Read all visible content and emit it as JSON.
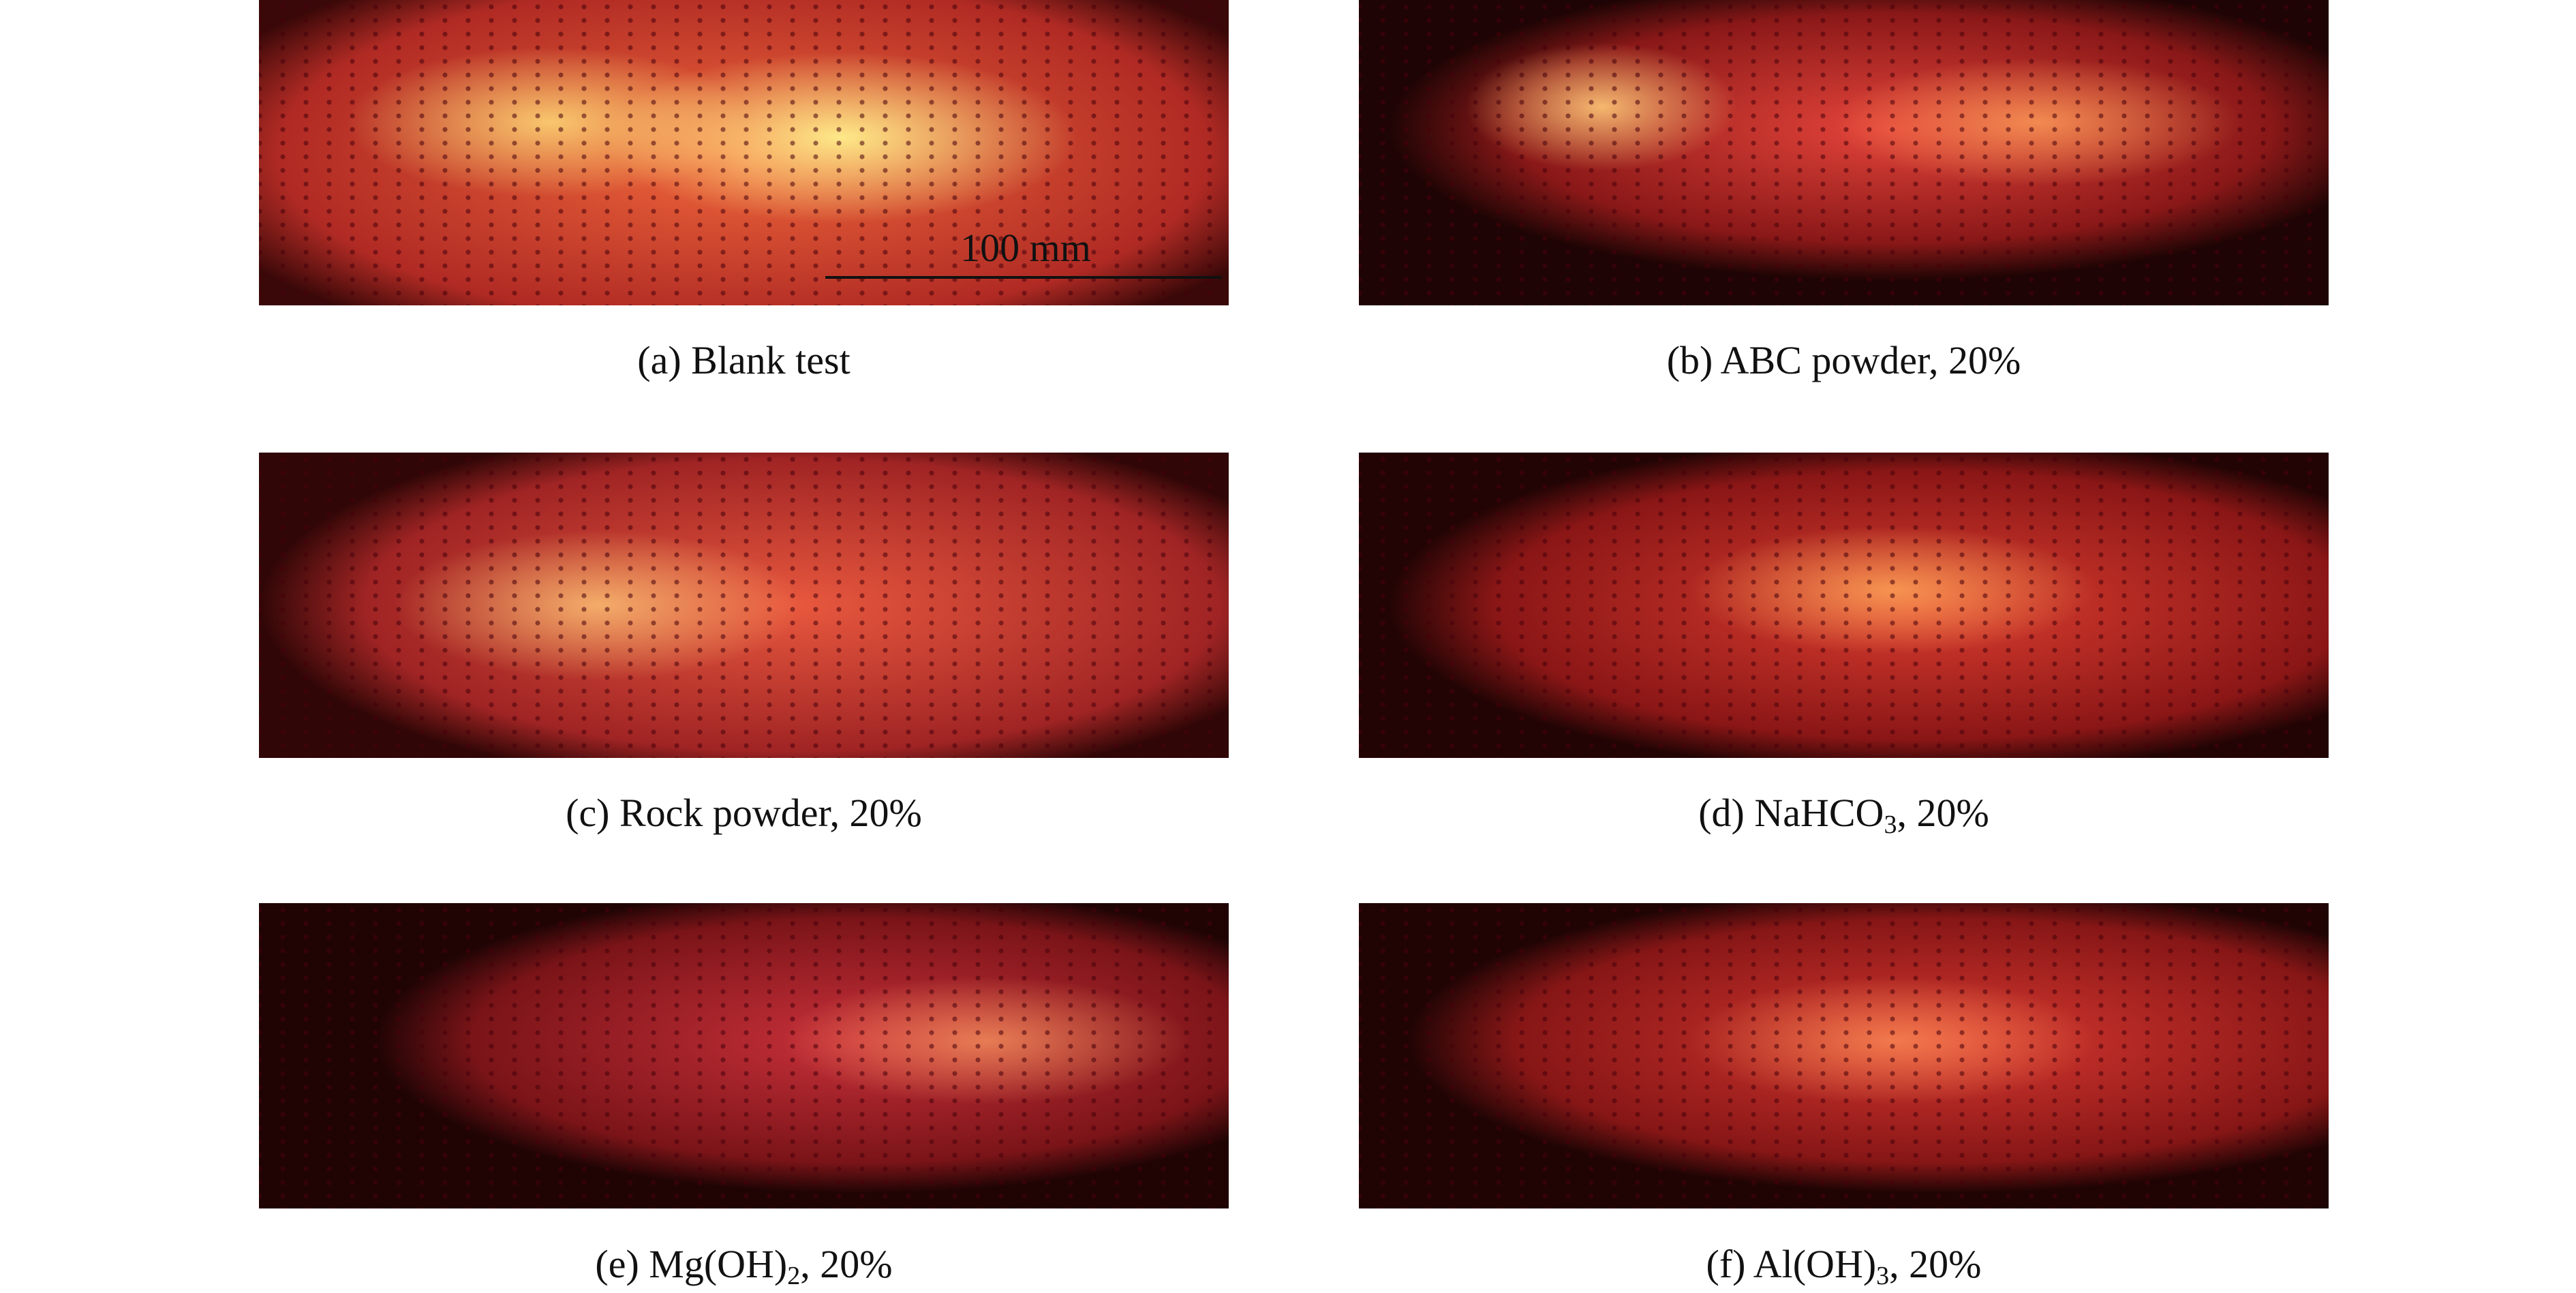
{
  "panels": [
    {
      "caption": [
        {
          "text": "(a) Blank test"
        }
      ]
    },
    {
      "caption": [
        {
          "text": "(b) ABC powder, 20%"
        }
      ]
    },
    {
      "caption": [
        {
          "text": "(c) Rock powder, 20%"
        }
      ]
    },
    {
      "caption": [
        {
          "text": "(d) NaHCO"
        },
        {
          "text": "3",
          "style": "subscript"
        },
        {
          "text": ", 20%"
        }
      ]
    },
    {
      "caption": [
        {
          "text": "(e) Mg(OH)"
        },
        {
          "text": "2",
          "style": "subscript"
        },
        {
          "text": ", 20%"
        }
      ]
    },
    {
      "caption": [
        {
          "text": "(f) Al(OH)"
        },
        {
          "text": "3",
          "style": "subscript"
        },
        {
          "text": ", 20%"
        }
      ]
    }
  ],
  "scale_bar": {
    "label": "100 mm"
  }
}
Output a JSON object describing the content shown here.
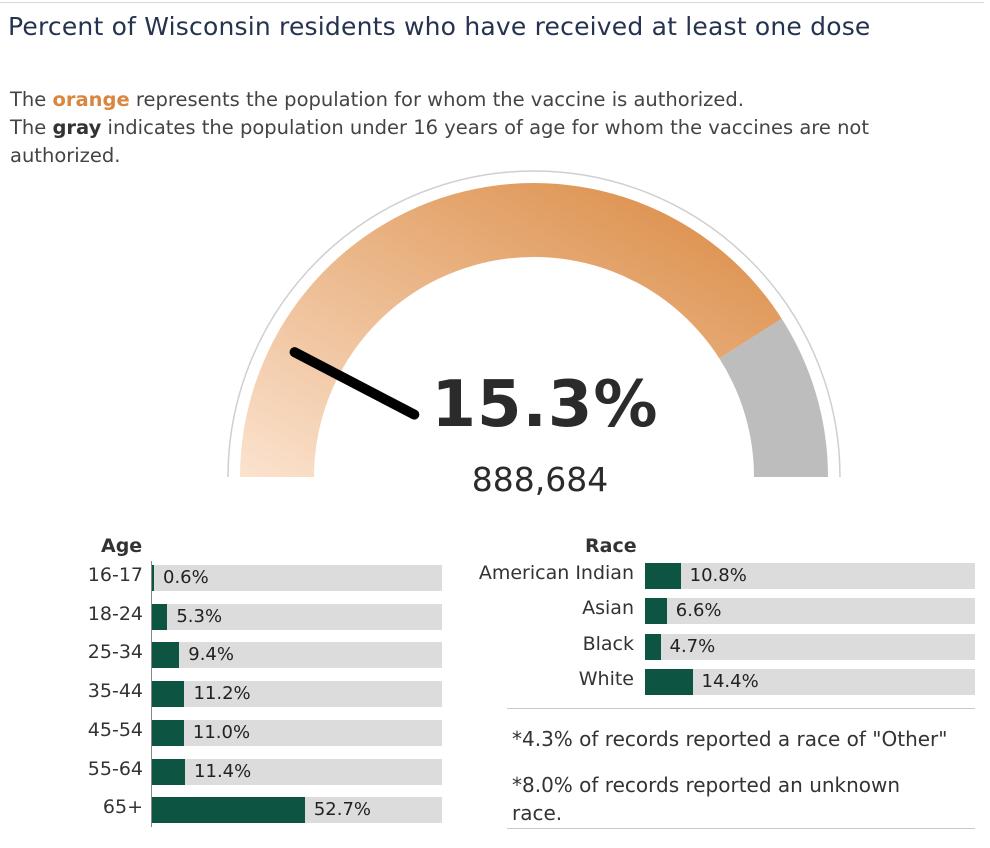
{
  "title": "Percent of Wisconsin residents who have received at least one dose",
  "subtitle": {
    "line1_pre": "The ",
    "line1_emph": "orange",
    "line1_post": " represents the population for whom the vaccine is authorized.",
    "line2_pre": "The ",
    "line2_emph": "gray",
    "line2_post": " indicates the population under 16 years of age for whom the vaccines are not authorized."
  },
  "gauge": {
    "value_label": "15.3%",
    "count_label": "888,684",
    "value_percent": 15.3,
    "authorized_share_percent": 81.9,
    "colors": {
      "orange_light": "#fbe3cf",
      "orange_dark": "#d9873e",
      "gray": "#bdbdbd",
      "needle": "#000000",
      "outline": "#cfcfcf"
    }
  },
  "chart_data": [
    {
      "type": "bar",
      "title": "Age",
      "categories": [
        "16-17",
        "18-24",
        "25-34",
        "35-44",
        "45-54",
        "55-64",
        "65+"
      ],
      "values": [
        0.6,
        5.3,
        9.4,
        11.2,
        11.0,
        11.4,
        52.7
      ],
      "value_labels": [
        "0.6%",
        "5.3%",
        "9.4%",
        "11.2%",
        "11.0%",
        "11.4%",
        "52.7%"
      ],
      "xlim": [
        0,
        100
      ],
      "bar_color": "#0d5442",
      "track_color": "#dcdcdc"
    },
    {
      "type": "bar",
      "title": "Race",
      "categories": [
        "American Indian",
        "Asian",
        "Black",
        "White"
      ],
      "values": [
        10.8,
        6.6,
        4.7,
        14.4
      ],
      "value_labels": [
        "10.8%",
        "6.6%",
        "4.7%",
        "14.4%"
      ],
      "xlim": [
        0,
        100
      ],
      "bar_color": "#0d5442",
      "track_color": "#dcdcdc"
    }
  ],
  "notes": [
    "*4.3% of records reported a race of \"Other\"",
    "*8.0% of records reported an unknown race."
  ]
}
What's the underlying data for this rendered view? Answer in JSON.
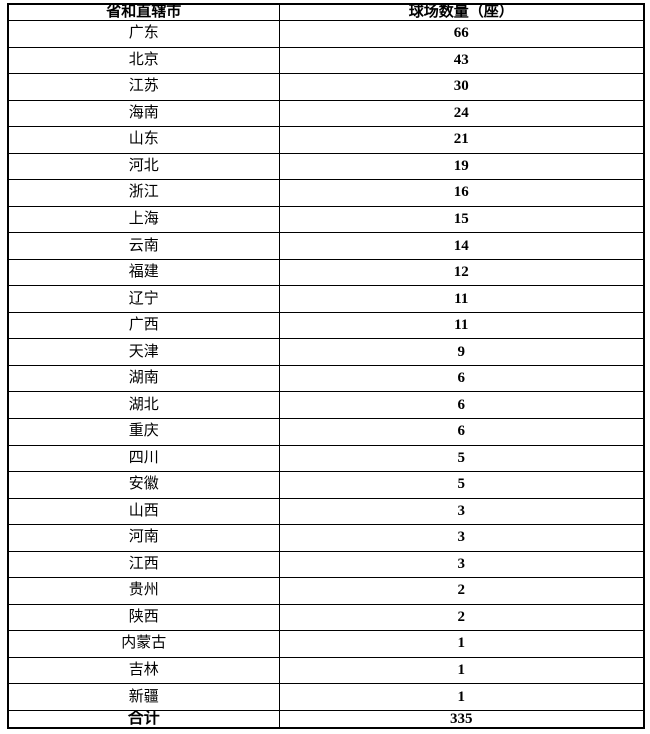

### Work to complete
The pictures should not be reproduced; quote all of the other material exactly.

### Reply
Read all visible content and emit it as JSON.
{
  "panels": [
    {
      "caption": [
        {
          "text": "(a) Blank test"
        }
      ]
    },
    {
      "caption": [
        {
          "text": "(b) ABC powder, 20%"
        }
      ]
    },
    {
      "caption": [
        {
          "text": "(c) Rock powder, 20%"
        }
      ]
    },
    {
      "caption": [
        {
          "text": "(d) NaHCO"
        },
        {
          "text": "3",
          "style": "subscript"
        },
        {
          "text": ", 20%"
        }
      ]
    },
    {
      "caption": [
        {
          "text": "(e) Mg(OH)"
        },
        {
          "text": "2",
          "style": "subscript"
        },
        {
          "text": ", 20%"
        }
      ]
    },
    {
      "caption": [
        {
          "text": "(f) Al(OH)"
        },
        {
          "text": "3",
          "style": "subscript"
        },
        {
          "text": ", 20%"
        }
      ]
    }
  ],
  "scale_bar": {
    "label": "100 mm"
  }
}
Output a JSON object describing the content shown here.
{
  "title": "Percent of Wisconsin residents who have received at least one dose",
  "subtitle": {
    "line1_pre": "The ",
    "line1_emph": "orange",
    "line1_post": " represents the population for whom the vaccine is authorized.",
    "line2_pre": "The ",
    "line2_emph": "gray",
    "line2_post": " indicates the population under 16 years of age for whom the vaccines are not authorized."
  },
  "gauge": {
    "value_label": "15.3%",
    "count_label": "888,684",
    "value_percent": 15.3,
    "authorized_share_percent": 81.9,
    "colors": {
      "orange_light": "#fbe3cf",
      "orange_dark": "#d9873e",
      "gray": "#bdbdbd",
      "needle": "#000000",
      "outline": "#cfcfcf"
    }
  },
  "chart_data": [
    {
      "type": "bar",
      "title": "Age",
      "categories": [
        "16-17",
        "18-24",
        "25-34",
        "35-44",
        "45-54",
        "55-64",
        "65+"
      ],
      "values": [
        0.6,
        5.3,
        9.4,
        11.2,
        11.0,
        11.4,
        52.7
      ],
      "value_labels": [
        "0.6%",
        "5.3%",
        "9.4%",
        "11.2%",
        "11.0%",
        "11.4%",
        "52.7%"
      ],
      "xlim": [
        0,
        100
      ],
      "bar_color": "#0d5442",
      "track_color": "#dcdcdc"
    },
    {
      "type": "bar",
      "title": "Race",
      "categories": [
        "American Indian",
        "Asian",
        "Black",
        "White"
      ],
      "values": [
        10.8,
        6.6,
        4.7,
        14.4
      ],
      "value_labels": [
        "10.8%",
        "6.6%",
        "4.7%",
        "14.4%"
      ],
      "xlim": [
        0,
        100
      ],
      "bar_color": "#0d5442",
      "track_color": "#dcdcdc"
    }
  ],
  "notes": [
    "*4.3% of records reported a race of \"Other\"",
    "*8.0% of records reported an unknown race."
  ]
}
What's the underlying data for this rendered view? Answer in JSON.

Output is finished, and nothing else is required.